START Recorded data

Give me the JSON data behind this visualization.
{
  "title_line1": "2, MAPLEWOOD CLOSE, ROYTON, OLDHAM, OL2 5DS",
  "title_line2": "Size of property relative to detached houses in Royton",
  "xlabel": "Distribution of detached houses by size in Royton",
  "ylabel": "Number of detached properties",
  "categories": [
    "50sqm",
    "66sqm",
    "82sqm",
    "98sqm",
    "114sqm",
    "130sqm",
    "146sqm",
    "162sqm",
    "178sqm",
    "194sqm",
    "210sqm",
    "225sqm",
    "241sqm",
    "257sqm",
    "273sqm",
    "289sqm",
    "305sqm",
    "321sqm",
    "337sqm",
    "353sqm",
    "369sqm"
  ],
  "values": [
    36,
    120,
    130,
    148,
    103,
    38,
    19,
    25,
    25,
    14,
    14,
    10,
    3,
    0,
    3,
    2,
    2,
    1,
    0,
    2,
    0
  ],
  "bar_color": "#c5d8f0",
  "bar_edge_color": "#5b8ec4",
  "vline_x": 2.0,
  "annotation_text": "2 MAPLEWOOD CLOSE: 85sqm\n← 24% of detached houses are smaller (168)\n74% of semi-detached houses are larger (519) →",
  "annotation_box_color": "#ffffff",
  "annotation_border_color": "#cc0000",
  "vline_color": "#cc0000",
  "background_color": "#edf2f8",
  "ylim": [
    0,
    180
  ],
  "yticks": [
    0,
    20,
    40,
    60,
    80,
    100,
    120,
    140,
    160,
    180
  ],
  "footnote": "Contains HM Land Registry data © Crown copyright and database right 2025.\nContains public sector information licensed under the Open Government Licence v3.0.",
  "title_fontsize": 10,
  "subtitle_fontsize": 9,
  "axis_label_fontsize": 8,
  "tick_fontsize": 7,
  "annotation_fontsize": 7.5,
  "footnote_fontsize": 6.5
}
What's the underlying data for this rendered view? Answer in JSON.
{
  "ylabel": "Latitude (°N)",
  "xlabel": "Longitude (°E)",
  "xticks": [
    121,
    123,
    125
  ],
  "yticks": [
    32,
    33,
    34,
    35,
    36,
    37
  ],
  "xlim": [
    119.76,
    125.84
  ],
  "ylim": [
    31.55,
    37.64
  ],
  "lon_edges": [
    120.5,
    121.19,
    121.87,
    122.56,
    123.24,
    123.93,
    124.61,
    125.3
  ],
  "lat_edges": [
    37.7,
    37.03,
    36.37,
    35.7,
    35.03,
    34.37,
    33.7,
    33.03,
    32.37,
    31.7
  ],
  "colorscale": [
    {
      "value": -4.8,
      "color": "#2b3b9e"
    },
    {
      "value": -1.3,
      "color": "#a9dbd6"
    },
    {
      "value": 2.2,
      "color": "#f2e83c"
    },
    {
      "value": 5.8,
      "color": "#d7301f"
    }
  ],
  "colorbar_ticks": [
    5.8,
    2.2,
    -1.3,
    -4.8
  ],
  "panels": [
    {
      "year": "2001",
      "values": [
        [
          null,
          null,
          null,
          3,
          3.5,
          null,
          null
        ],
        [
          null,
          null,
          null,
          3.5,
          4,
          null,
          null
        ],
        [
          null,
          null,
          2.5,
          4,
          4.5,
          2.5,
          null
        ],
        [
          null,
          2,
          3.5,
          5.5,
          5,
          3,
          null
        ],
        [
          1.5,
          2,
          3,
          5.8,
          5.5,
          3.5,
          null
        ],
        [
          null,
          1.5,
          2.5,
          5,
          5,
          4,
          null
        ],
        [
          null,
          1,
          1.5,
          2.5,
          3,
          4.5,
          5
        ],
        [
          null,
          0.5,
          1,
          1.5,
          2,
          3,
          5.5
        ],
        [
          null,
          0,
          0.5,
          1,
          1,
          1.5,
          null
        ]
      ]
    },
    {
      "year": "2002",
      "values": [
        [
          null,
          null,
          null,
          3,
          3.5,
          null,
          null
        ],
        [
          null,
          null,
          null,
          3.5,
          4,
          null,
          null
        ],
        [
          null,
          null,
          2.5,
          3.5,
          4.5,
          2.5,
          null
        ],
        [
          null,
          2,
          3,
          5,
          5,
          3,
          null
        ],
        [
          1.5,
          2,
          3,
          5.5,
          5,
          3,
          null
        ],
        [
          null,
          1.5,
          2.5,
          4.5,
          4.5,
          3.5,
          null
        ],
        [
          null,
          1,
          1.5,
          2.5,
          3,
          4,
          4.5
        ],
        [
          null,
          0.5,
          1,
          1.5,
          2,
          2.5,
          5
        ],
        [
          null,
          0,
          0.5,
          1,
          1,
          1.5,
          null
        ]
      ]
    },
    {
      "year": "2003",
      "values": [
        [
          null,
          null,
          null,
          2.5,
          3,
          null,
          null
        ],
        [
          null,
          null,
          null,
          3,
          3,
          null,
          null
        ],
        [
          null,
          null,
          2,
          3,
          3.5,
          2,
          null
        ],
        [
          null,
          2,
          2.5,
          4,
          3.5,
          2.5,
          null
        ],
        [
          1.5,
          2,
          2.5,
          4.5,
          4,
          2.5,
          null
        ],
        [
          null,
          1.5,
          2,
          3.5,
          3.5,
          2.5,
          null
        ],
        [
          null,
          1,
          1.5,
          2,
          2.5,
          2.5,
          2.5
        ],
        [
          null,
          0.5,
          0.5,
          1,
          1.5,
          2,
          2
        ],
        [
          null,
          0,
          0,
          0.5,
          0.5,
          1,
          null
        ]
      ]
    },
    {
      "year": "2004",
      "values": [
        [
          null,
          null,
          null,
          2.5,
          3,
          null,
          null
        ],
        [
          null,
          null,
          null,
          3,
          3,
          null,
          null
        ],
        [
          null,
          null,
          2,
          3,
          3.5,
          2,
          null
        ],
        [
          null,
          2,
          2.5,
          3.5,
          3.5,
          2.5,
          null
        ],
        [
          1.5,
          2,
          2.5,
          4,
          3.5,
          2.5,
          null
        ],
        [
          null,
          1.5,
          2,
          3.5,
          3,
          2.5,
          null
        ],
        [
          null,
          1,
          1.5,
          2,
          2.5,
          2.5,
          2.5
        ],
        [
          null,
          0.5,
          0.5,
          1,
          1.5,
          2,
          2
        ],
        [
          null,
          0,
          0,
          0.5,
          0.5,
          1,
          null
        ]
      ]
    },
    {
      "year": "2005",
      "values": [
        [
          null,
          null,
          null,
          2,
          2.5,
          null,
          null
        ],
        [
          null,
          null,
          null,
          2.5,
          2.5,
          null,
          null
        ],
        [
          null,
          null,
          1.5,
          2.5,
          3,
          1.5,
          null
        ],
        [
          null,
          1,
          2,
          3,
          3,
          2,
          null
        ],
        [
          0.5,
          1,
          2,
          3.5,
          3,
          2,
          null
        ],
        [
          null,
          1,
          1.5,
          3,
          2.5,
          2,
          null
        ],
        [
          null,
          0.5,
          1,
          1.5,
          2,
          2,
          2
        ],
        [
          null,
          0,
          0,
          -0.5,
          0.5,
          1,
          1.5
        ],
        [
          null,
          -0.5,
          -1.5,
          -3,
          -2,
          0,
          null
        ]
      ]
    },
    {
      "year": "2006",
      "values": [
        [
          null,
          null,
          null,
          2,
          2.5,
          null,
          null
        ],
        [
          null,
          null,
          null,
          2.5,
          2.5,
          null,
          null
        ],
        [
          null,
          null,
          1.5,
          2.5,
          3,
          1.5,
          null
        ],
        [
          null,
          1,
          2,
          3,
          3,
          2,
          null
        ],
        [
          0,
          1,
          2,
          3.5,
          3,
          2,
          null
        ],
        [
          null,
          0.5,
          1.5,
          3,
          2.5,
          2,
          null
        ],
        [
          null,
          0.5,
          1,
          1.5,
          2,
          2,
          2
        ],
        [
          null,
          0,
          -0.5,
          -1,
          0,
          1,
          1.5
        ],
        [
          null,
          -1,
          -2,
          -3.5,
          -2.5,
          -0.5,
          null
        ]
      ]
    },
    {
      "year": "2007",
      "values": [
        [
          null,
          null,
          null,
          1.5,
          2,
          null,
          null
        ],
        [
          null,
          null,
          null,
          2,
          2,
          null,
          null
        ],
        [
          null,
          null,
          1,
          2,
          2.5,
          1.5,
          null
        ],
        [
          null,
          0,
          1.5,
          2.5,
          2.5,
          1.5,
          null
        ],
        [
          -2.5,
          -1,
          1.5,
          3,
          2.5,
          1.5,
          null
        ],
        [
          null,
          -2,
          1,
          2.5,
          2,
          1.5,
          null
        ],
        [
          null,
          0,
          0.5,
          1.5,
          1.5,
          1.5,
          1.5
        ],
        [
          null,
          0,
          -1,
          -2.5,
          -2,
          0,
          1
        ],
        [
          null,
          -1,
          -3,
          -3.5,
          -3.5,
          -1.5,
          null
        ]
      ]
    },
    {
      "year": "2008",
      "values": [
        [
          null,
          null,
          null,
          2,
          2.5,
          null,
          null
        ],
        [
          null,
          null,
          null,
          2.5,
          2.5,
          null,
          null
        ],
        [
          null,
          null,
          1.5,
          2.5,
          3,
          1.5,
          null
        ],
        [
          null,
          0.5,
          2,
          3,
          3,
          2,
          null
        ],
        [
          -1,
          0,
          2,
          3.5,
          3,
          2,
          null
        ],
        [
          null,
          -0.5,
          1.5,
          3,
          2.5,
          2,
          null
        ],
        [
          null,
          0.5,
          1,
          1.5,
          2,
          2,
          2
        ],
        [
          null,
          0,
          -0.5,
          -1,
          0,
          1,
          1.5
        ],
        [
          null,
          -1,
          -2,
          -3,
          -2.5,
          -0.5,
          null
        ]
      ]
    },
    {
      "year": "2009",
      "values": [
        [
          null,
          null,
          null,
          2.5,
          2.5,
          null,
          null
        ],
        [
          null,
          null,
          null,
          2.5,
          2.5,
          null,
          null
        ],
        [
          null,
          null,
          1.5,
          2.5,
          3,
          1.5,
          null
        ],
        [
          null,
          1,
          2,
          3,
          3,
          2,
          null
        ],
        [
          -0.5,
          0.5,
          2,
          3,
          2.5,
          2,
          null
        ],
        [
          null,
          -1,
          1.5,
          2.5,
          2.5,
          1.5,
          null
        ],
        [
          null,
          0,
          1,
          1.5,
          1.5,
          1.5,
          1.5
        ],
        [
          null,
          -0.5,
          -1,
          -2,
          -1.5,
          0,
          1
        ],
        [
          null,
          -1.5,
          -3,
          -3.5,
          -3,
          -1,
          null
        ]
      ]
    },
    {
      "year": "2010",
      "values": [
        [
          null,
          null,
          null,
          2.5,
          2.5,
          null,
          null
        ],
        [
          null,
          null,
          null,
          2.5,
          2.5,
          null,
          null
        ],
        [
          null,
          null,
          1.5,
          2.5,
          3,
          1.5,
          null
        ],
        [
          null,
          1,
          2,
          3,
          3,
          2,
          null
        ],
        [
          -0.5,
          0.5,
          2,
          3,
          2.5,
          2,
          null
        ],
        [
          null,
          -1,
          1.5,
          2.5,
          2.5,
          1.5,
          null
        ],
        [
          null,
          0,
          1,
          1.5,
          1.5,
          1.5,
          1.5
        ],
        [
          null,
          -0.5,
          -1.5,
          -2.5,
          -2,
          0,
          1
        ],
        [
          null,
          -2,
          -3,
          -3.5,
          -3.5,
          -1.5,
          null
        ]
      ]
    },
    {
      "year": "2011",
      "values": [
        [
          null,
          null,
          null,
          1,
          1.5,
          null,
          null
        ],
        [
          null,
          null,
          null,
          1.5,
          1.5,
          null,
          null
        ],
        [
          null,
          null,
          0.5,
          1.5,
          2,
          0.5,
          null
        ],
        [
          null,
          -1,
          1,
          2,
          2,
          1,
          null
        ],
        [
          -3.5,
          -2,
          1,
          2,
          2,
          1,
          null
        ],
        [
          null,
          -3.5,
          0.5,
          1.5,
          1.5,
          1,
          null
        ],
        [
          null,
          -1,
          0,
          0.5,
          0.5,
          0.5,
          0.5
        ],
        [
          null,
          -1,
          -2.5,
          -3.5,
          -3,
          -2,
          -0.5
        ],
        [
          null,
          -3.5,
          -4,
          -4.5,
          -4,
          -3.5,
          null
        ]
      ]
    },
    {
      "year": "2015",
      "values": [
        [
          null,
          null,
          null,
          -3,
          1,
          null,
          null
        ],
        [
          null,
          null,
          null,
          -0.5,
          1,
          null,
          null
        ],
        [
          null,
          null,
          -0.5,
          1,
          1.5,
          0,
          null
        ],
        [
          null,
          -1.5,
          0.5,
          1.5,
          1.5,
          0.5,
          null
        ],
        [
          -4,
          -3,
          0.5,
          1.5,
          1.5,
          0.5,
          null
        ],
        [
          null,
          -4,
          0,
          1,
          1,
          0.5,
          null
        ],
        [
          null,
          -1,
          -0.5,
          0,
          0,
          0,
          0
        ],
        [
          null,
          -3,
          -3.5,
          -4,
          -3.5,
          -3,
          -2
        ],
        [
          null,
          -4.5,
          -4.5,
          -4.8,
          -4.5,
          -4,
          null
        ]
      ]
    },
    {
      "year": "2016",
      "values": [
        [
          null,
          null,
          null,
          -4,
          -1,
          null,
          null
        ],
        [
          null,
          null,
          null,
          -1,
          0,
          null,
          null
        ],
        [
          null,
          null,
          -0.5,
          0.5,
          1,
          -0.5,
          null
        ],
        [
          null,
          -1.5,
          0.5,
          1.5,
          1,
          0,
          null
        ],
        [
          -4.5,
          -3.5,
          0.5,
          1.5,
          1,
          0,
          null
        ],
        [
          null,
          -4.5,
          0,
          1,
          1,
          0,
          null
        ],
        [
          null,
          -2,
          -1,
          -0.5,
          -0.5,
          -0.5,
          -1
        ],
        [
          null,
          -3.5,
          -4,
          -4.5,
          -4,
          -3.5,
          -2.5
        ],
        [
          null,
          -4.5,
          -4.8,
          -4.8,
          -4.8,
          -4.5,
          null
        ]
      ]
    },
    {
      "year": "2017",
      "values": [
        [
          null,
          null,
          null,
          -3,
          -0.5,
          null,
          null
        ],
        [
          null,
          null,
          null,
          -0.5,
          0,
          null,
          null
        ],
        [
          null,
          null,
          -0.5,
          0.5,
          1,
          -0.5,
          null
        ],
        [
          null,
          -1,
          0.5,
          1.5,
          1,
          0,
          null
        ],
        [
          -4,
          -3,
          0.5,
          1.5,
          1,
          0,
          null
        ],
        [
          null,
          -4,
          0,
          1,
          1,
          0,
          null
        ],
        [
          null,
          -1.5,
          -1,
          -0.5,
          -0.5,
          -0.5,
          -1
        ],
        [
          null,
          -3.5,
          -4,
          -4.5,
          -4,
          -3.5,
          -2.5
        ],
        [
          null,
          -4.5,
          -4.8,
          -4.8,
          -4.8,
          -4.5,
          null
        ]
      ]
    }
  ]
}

END Recorded data

What the task asks: Going through the entries above, tally each line that has the word "houses". Answer with the number only.

Reply to the task: 3